(Stored items)
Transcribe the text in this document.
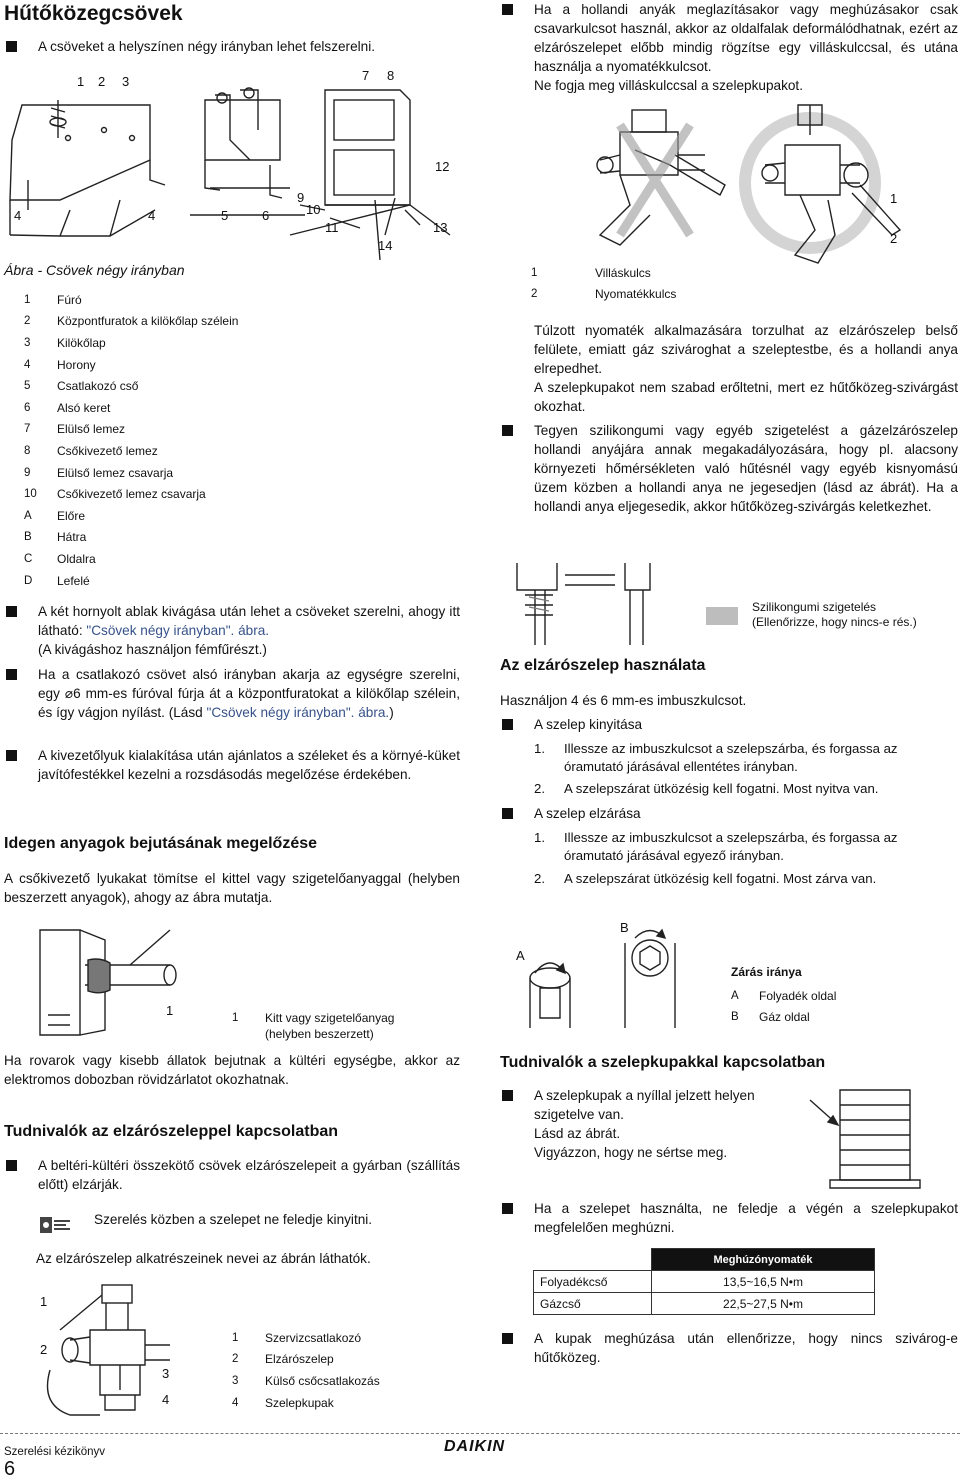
Hűtőközegcsövek
A csöveket a helyszínen négy irányban lehet felszerelni.
1 2 3	7 8
12
4	4	5	6
9
10
11
14
13
Ábra - Csövek négy irányban
1	Fúró
2	Központfuratok a kilökőlap szélein
3	Kilökőlap
4	Horony
5	Csatlakozó cső
6	Alsó keret
7	Elülső lemez
8	Csőkivezető lemez
9	Elülső lemez csavarja
10	Csőkivezető lemez csavarja
A	Előre
B	Hátra
C	Oldalra
D	Lefelé
A két hornyolt ablak kivágása után lehet a csöveket szerelni, ahogy itt látható: "Csövek négy irányban". ábra.
(A kivágáshoz használjon fémfűrészt.)
Ha a csatlakozó csövet alsó irányban akarja az egységre szerelni, egy ⌀6 mm-es fúróval fúrja át a központfuratokat a kilökőlap szélein, és így vágjon nyílást. (Lásd "Csövek négy irányban". ábra.)
A kivezetőlyuk kialakítása után ajánlatos a széleket és a környé-küket javítófestékkel kezelni a rozsdásodás megelőzése érdekében.
Idegen anyagok bejutásának megelőzése
A csőkivezető lyukakat tömítse el kittel vagy szigetelőanyaggal (helyben beszerzett anyagok), ahogy az ábra mutatja.
1	1	Kitt vagy szigetelőanyag
(helyben beszerzett)
Ha rovarok vagy kisebb állatok bejutnak a kültéri egységbe, akkor az elektromos dobozban rövidzárlatot okozhatnak.
Tudnivalók az elzárószeleppel kapcsolatban
A beltéri-kültéri összekötő csövek elzárószelepeit a gyárban (szállítás előtt) elzárják.
Szerelés közben a szelepet ne feledje kinyitni.
Az elzárószelep alkatrészeinek nevei az ábrán láthatók.
1
2
3
4
1	Szervizcsatlakozó
2	Elzárószelep
3	Külső csőcsatlakozás
4	Szelepkupak
Ha a hollandi anyák meglazításakor vagy meghúzásakor csak csavarkulcsot használ, akkor az oldalfalak deformálódhatnak, ezért az elzárószelepet előbb mindig rögzítse egy villáskulccsal, és utána használja a nyomatékkulcsot.
Ne fogja meg villáskulccsal a szelepkupakot.
1
2
1	Villáskulcs
2	Nyomatékkulcs
Túlzott nyomaték alkalmazására torzulhat az elzárószelep belső felülete, emiatt gáz szivároghat a szeleptestbe, és a hollandi anya elrepedhet.
A szelepkupakot nem szabad erőltetni, mert ez hűtőközeg-szivárgást okozhat.
Tegyen szilikongumi vagy egyéb szigetelést a gázelzárószelep hollandi anyájára annak megakadályozására, hogy pl. alacsony környezeti hőmérsékleten való hűtésnél vagy egyéb kisnyomású üzem közben a hollandi anya ne jegesedjen (lásd az ábrát). Ha a hollandi anya eljegesedik, akkor hűtőközeg-szivárgás keletkezhet.
Szilikongumi szigetelés
(Ellenőrizze, hogy nincs-e rés.)
Az elzárószelep használata
Használjon 4 és 6 mm-es imbuszkulcsot.
A szelep kinyitása
1. Illessze az imbuszkulcsot a szelepszárba, és forgassa az óramutató járásával ellentétes irányban.
2. A szelepszárat ütközésig kell fogatni. Most nyitva van.
A szelep elzárása
1. Illessze az imbuszkulcsot a szelepszárba, és forgassa az óramutató járásával egyező irányban.
2. A szelepszárat ütközésig kell fogatni. Most zárva van.
A
B
Zárás iránya
A	Folyadék oldal
B	Gáz oldal
Tudnivalók a szelepkupakkal kapcsolatban
A szelepkupak a nyíllal jelzett helyen szigetelve van.
Lásd az ábrát.
Vigyázzon, hogy ne sértse meg.
Ha a szelepet használta, ne feledje a végén a szelepkupakot megfelelően meghúzni.
	Meghúzónyomaték
Folyadékcső	13,5~16,5 N•m
Gázcső	22,5~27,5 N•m
A kupak meghúzása után ellenőrizze, hogy nincs szivárog-e hűtőközeg.
Szerelési kézikönyv
6
DAIKIN
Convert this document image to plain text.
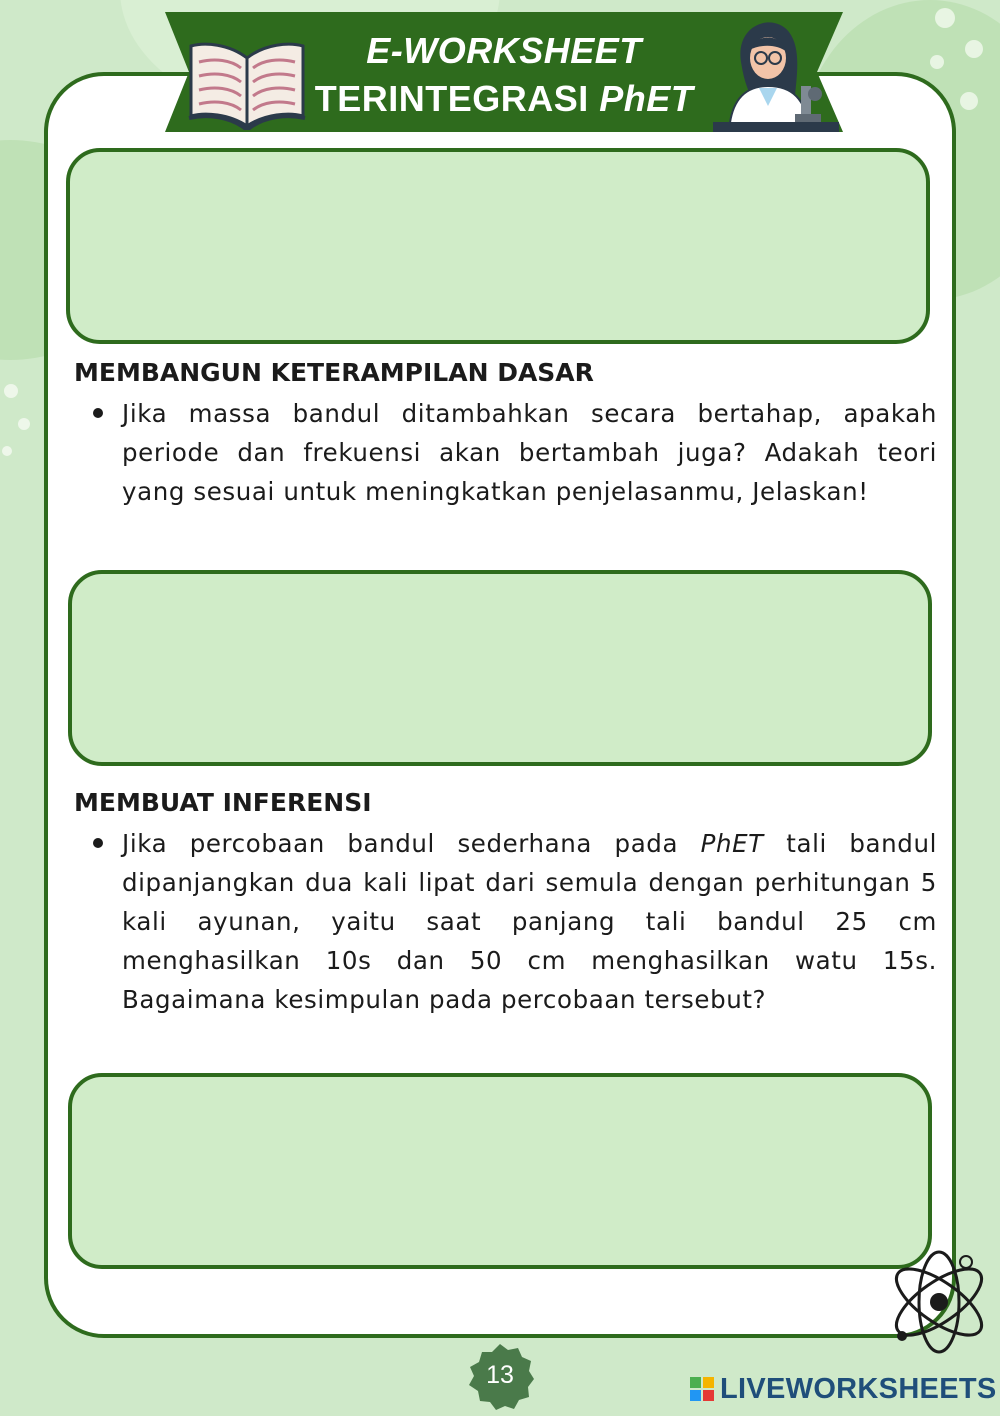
E-WORKSHEET
TERINTEGRASI PhET
MEMBANGUN KETERAMPILAN DASAR

Jika massa bandul ditambahkan secara bertahap, apakah periode dan frekuensi akan bertambah juga? Adakah teori yang sesuai untuk meningkatkan penjelasanmu, Jelaskan!

MEMBUAT INFERENSI

Jika percobaan bandul sederhana pada PhET tali bandul dipanjangkan dua kali lipat dari semula dengan perhitungan 5 kali ayunan, yaitu saat panjang tali bandul 25 cm menghasilkan 10s dan 50 cm menghasilkan watu 15s. Bagaimana kesimpulan pada percobaan tersebut?

13	LIVEWORKSHEETS
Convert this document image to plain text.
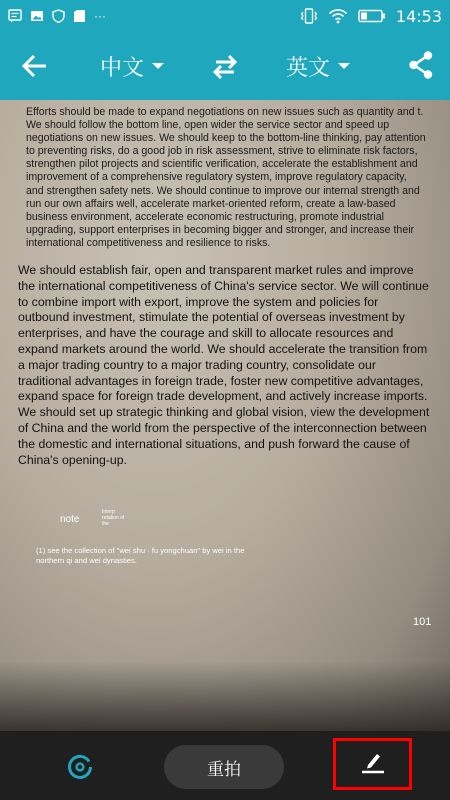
···	14:53
中文	英文
Efforts should be made to expand negotiations on new issues such as quantity and t. We should follow the bottom line, open wider the service sector and speed up negotiations on new issues. We should keep to the bottom-line thinking, pay attention to preventing risks, do a good job in risk assessment, strive to eliminate risk factors, strengthen pilot projects and scientific verification, accelerate the establishment and improvement of a comprehensive regulatory system, improve regulatory capacity, and strengthen safety nets. We should continue to improve our internal strength and run our own affairs well, accelerate market-oriented reform, create a law-based business environment, accelerate economic restructuring, promote industrial upgrading, support enterprises in becoming bigger and stronger, and increase their international competitiveness and resilience to risks.
We should establish fair, open and transparent market rules and improve the international competitiveness of China's service sector. We will continue to combine import with export, improve the system and policies for outbound investment, stimulate the potential of overseas investment by enterprises, and have the courage and skill to allocate resources and expand markets around the world. We should accelerate the transition from a major trading country to a major trading country, consolidate our traditional advantages in foreign trade, foster new competitive advantages, expand space for foreign trade development, and actively increase imports. We should set up strategic thinking and global vision, view the development of China and the world from the perspective of the interconnection between the domestic and international situations, and push forward the cause of China's opening-up.
note
Interp retation of the
(1) see the collection of "wei shu · fu yongchuan" by wei in the northern qi and wei dynasties.
101
重拍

▸ **Exercise prompt**: From the data above, gather every line that includes the word "Jika".

▸ **Full output**:
Jika massa bandul ditambahkan secara bertahap, apakah periode dan frekuensi akan bertambah juga? Adakah teori yang sesuai untuk meningkatkan penjelasanmu, Jelaskan!
Jika percobaan bandul sederhana pada PhET tali bandul dipanjangkan dua kali lipat dari semula dengan perhitungan 5 kali ayunan, yaitu saat panjang tali bandul 25 cm menghasilkan 10s dan 50 cm menghasilkan watu 15s. Bagaimana kesimpulan pada percobaan tersebut?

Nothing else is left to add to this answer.